## Stored data entries
>>>

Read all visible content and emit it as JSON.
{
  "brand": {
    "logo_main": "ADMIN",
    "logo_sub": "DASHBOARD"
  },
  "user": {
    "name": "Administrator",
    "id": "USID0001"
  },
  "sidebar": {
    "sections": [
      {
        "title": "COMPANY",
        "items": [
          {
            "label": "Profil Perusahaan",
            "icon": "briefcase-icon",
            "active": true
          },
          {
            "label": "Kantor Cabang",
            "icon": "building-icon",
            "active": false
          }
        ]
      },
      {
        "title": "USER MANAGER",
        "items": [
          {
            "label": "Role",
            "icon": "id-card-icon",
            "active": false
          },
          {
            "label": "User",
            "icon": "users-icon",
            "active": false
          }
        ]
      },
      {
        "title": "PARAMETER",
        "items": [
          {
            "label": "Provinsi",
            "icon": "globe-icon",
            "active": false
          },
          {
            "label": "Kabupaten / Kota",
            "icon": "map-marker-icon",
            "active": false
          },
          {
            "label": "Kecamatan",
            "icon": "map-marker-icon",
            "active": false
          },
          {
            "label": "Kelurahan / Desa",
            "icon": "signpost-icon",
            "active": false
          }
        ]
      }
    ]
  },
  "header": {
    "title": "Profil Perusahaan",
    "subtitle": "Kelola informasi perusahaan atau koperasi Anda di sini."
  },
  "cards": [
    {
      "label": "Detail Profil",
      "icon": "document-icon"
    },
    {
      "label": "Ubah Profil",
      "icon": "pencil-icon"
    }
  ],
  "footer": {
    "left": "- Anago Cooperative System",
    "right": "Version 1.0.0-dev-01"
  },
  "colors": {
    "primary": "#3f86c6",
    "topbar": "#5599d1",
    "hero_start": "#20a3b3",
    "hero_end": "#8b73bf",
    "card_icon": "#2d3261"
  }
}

<<<

## Problem description
Hand back the material above in full, exactly as written.

## Solution for this task
Read all visible content and emit it as JSON.
{
  "brand": {
    "logo_main": "ADMIN",
    "logo_sub": "DASHBOARD"
  },
  "user": {
    "name": "Administrator",
    "id": "USID0001"
  },
  "sidebar": {
    "sections": [
      {
        "title": "COMPANY",
        "items": [
          {
            "label": "Profil Perusahaan",
            "icon": "briefcase-icon",
            "active": true
          },
          {
            "label": "Kantor Cabang",
            "icon": "building-icon",
            "active": false
          }
        ]
      },
      {
        "title": "USER MANAGER",
        "items": [
          {
            "label": "Role",
            "icon": "id-card-icon",
            "active": false
          },
          {
            "label": "User",
            "icon": "users-icon",
            "active": false
          }
        ]
      },
      {
        "title": "PARAMETER",
        "items": [
          {
            "label": "Provinsi",
            "icon": "globe-icon",
            "active": false
          },
          {
            "label": "Kabupaten / Kota",
            "icon": "map-marker-icon",
            "active": false
          },
          {
            "label": "Kecamatan",
            "icon": "map-marker-icon",
            "active": false
          },
          {
            "label": "Kelurahan / Desa",
            "icon": "signpost-icon",
            "active": false
          }
        ]
      }
    ]
  },
  "header": {
    "title": "Profil Perusahaan",
    "subtitle": "Kelola informasi perusahaan atau koperasi Anda di sini."
  },
  "cards": [
    {
      "label": "Detail Profil",
      "icon": "document-icon"
    },
    {
      "label": "Ubah Profil",
      "icon": "pencil-icon"
    }
  ],
  "footer": {
    "left": "- Anago Cooperative System",
    "right": "Version 1.0.0-dev-01"
  },
  "colors": {
    "primary": "#3f86c6",
    "topbar": "#5599d1",
    "hero_start": "#20a3b3",
    "hero_end": "#8b73bf",
    "card_icon": "#2d3261"
  }
}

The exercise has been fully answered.